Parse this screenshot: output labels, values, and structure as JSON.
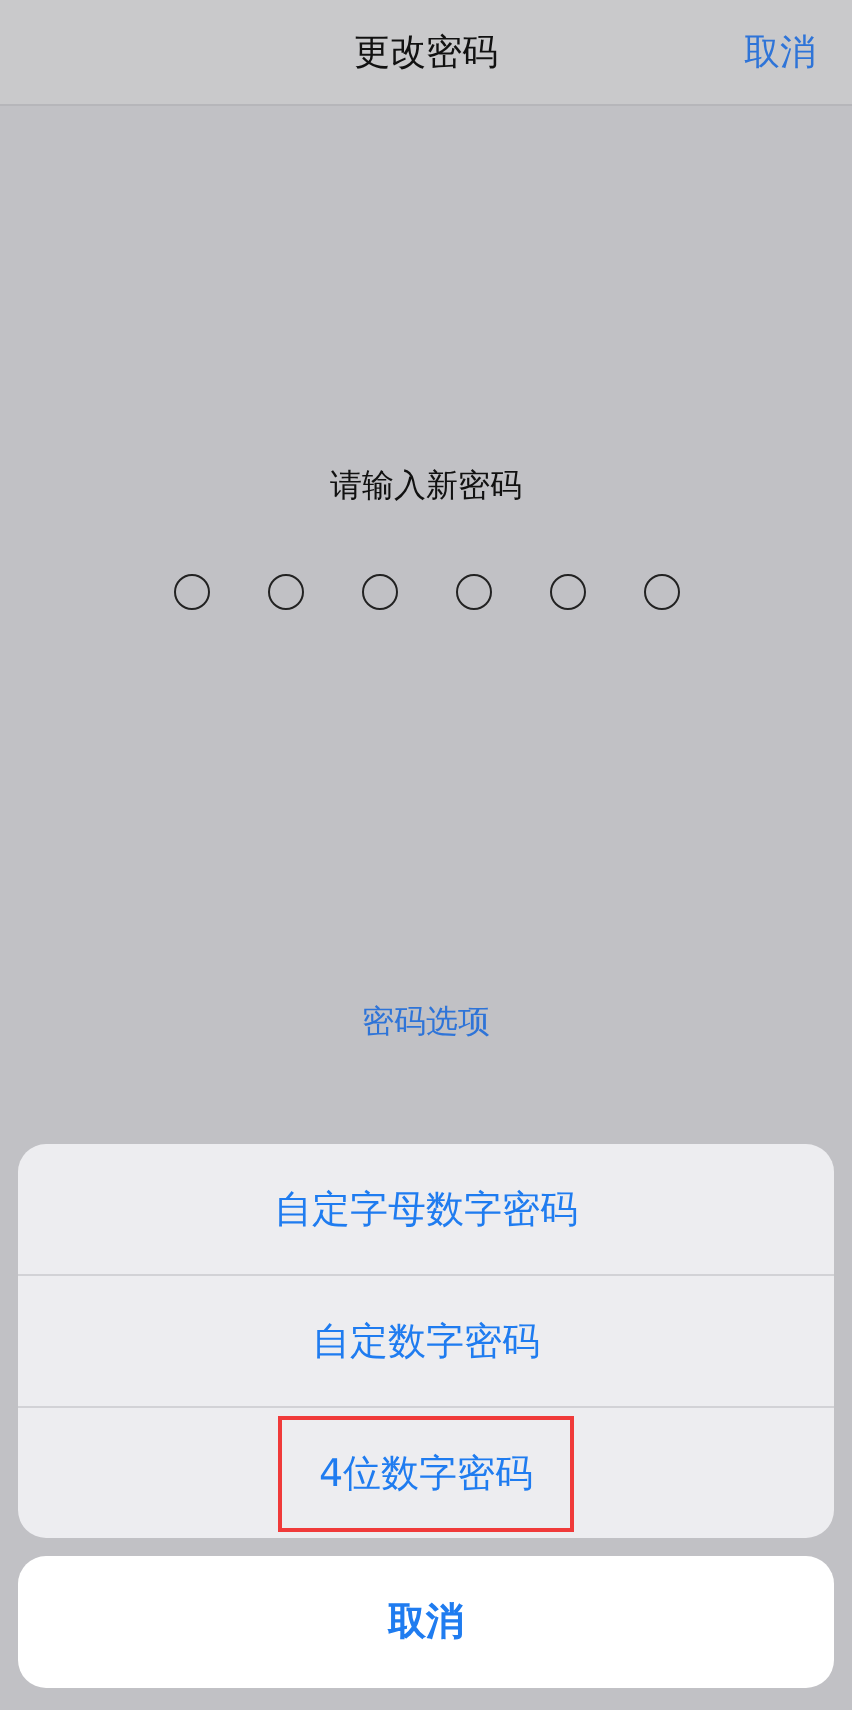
{
  "nav_bar": {
    "title": "更改密码",
    "cancel": "取消"
  },
  "prompt": "请输入新密码",
  "pin_dots": [
    {
      "filled": false
    },
    {
      "filled": false
    },
    {
      "filled": false
    },
    {
      "filled": false
    },
    {
      "filled": false
    },
    {
      "filled": false
    }
  ],
  "options_link": "密码选项",
  "action_sheet": {
    "options": [
      {
        "label": "自定字母数字密码",
        "highlighted": false
      },
      {
        "label": "自定数字密码",
        "highlighted": false
      },
      {
        "label": "4位数字密码",
        "highlighted": true
      }
    ],
    "cancel": "取消"
  }
}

◆ **STATED TASK**: Give back each entry exactly as it appears, with no pictures.

◆ **SOLUTION TO THIS TASK**:
Parse this screenshot: output labels, values, and structure as JSON.
{
  "nav_bar": {
    "title": "更改密码",
    "cancel": "取消"
  },
  "prompt": "请输入新密码",
  "pin_dots": [
    {
      "filled": false
    },
    {
      "filled": false
    },
    {
      "filled": false
    },
    {
      "filled": false
    },
    {
      "filled": false
    },
    {
      "filled": false
    }
  ],
  "options_link": "密码选项",
  "action_sheet": {
    "options": [
      {
        "label": "自定字母数字密码",
        "highlighted": false
      },
      {
        "label": "自定数字密码",
        "highlighted": false
      },
      {
        "label": "4位数字密码",
        "highlighted": true
      }
    ],
    "cancel": "取消"
  }
}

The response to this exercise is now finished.